Dataset entries:

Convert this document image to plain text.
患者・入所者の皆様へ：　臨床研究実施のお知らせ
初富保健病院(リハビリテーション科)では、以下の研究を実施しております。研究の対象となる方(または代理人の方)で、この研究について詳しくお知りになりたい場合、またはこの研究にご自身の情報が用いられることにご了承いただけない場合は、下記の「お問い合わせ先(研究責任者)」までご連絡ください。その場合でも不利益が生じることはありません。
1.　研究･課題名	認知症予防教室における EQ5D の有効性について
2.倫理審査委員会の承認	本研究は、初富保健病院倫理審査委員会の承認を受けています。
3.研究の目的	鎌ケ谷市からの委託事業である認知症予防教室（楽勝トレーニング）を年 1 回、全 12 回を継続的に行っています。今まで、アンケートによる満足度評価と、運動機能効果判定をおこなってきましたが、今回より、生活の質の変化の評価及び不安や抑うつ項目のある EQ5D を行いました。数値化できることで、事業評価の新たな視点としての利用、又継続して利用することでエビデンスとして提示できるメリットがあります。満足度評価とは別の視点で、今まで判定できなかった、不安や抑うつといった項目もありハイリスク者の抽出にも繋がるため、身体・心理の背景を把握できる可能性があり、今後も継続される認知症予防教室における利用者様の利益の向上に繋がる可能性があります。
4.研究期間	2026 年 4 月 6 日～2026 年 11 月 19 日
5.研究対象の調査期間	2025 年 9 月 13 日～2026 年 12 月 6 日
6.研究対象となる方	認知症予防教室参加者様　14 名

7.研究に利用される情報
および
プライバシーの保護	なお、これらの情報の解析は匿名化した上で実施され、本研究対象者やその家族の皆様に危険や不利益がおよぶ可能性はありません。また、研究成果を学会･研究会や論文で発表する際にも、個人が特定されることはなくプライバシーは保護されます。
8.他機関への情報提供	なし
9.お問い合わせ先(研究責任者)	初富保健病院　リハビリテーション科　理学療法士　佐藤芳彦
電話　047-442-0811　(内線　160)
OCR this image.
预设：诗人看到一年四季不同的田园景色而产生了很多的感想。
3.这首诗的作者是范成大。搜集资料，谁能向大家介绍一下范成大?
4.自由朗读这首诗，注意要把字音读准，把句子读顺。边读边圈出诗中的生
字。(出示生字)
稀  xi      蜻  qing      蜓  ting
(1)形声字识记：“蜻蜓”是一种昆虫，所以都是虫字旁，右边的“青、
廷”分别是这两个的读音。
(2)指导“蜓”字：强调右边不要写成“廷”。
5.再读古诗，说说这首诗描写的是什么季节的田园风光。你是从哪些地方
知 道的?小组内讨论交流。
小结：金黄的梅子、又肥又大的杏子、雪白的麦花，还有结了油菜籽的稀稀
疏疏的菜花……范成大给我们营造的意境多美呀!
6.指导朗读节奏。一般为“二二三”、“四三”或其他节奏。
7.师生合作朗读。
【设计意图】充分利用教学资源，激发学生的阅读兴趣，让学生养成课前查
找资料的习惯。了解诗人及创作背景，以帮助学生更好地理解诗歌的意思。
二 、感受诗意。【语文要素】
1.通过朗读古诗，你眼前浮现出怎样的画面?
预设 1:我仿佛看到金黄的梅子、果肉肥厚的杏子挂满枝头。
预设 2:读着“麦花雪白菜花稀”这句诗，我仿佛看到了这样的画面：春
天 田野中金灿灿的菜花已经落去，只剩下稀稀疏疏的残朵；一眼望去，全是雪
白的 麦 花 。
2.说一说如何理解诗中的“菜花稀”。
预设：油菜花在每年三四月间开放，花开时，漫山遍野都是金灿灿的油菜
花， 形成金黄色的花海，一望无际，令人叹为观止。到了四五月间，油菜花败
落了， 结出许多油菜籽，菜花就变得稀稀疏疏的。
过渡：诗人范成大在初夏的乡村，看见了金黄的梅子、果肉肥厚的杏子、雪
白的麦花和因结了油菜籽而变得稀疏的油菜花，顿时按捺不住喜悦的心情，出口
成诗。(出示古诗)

**WRITTEN INSTRUCTION**.
From the records above, please extract every line and repeat it exactly.

**EXERCISE RESPONSE**.
Convert this document image to plain text.
患者・入所者の皆様へ：　臨床研究実施のお知らせ
初富保健病院(リハビリテーション科)では、以下の研究を実施しております。研究の対象となる方(または代理人の方)で、この研究について詳しくお知りになりたい場合、またはこの研究にご自身の情報が用いられることにご了承いただけない場合は、下記の「お問い合わせ先(研究責任者)」までご連絡ください。その場合でも不利益が生じることはありません。
1.　研究･課題名	認知症予防教室における EQ5D の有効性について
2.倫理審査委員会の承認	本研究は、初富保健病院倫理審査委員会の承認を受けています。
3.研究の目的	鎌ケ谷市からの委託事業である認知症予防教室（楽勝トレーニング）を年 1 回、全 12 回を継続的に行っています。今まで、アンケートによる満足度評価と、運動機能効果判定をおこなってきましたが、今回より、生活の質の変化の評価及び不安や抑うつ項目のある EQ5D を行いました。数値化できることで、事業評価の新たな視点としての利用、又継続して利用することでエビデンスとして提示できるメリットがあります。満足度評価とは別の視点で、今まで判定できなかった、不安や抑うつといった項目もありハイリスク者の抽出にも繋がるため、身体・心理の背景を把握できる可能性があり、今後も継続される認知症予防教室における利用者様の利益の向上に繋がる可能性があります。
4.研究期間	2026 年 4 月 6 日～2026 年 11 月 19 日
5.研究対象の調査期間	2025 年 9 月 13 日～2026 年 12 月 6 日
6.研究対象となる方	認知症予防教室参加者様　14 名

7.研究に利用される情報
および
プライバシーの保護	なお、これらの情報の解析は匿名化した上で実施され、本研究対象者やその家族の皆様に危険や不利益がおよぶ可能性はありません。また、研究成果を学会･研究会や論文で発表する際にも、個人が特定されることはなくプライバシーは保護されます。
8.他機関への情報提供	なし
9.お問い合わせ先(研究責任者)	初富保健病院　リハビリテーション科　理学療法士　佐藤芳彦
電話　047-442-0811　(内線　160)
OCR this image.
预设：诗人看到一年四季不同的田园景色而产生了很多的感想。
3.这首诗的作者是范成大。搜集资料，谁能向大家介绍一下范成大?
4.自由朗读这首诗，注意要把字音读准，把句子读顺。边读边圈出诗中的生
字。(出示生字)
稀  xi      蜻  qing      蜓  ting
(1)形声字识记：“蜻蜓”是一种昆虫，所以都是虫字旁，右边的“青、
廷”分别是这两个的读音。
(2)指导“蜓”字：强调右边不要写成“廷”。
5.再读古诗，说说这首诗描写的是什么季节的田园风光。你是从哪些地方
知 道的?小组内讨论交流。
小结：金黄的梅子、又肥又大的杏子、雪白的麦花，还有结了油菜籽的稀稀
疏疏的菜花……范成大给我们营造的意境多美呀!
6.指导朗读节奏。一般为“二二三”、“四三”或其他节奏。
7.师生合作朗读。
【设计意图】充分利用教学资源，激发学生的阅读兴趣，让学生养成课前查
找资料的习惯。了解诗人及创作背景，以帮助学生更好地理解诗歌的意思。
二 、感受诗意。【语文要素】
1.通过朗读古诗，你眼前浮现出怎样的画面?
预设 1:我仿佛看到金黄的梅子、果肉肥厚的杏子挂满枝头。
预设 2:读着“麦花雪白菜花稀”这句诗，我仿佛看到了这样的画面：春
天 田野中金灿灿的菜花已经落去，只剩下稀稀疏疏的残朵；一眼望去，全是雪
白的 麦 花 。
2.说一说如何理解诗中的“菜花稀”。
预设：油菜花在每年三四月间开放，花开时，漫山遍野都是金灿灿的油菜
花， 形成金黄色的花海，一望无际，令人叹为观止。到了四五月间，油菜花败
落了， 结出许多油菜籽，菜花就变得稀稀疏疏的。
过渡：诗人范成大在初夏的乡村，看见了金黄的梅子、果肉肥厚的杏子、雪
白的麦花和因结了油菜籽而变得稀疏的油菜花，顿时按捺不住喜悦的心情，出口
成诗。(出示古诗)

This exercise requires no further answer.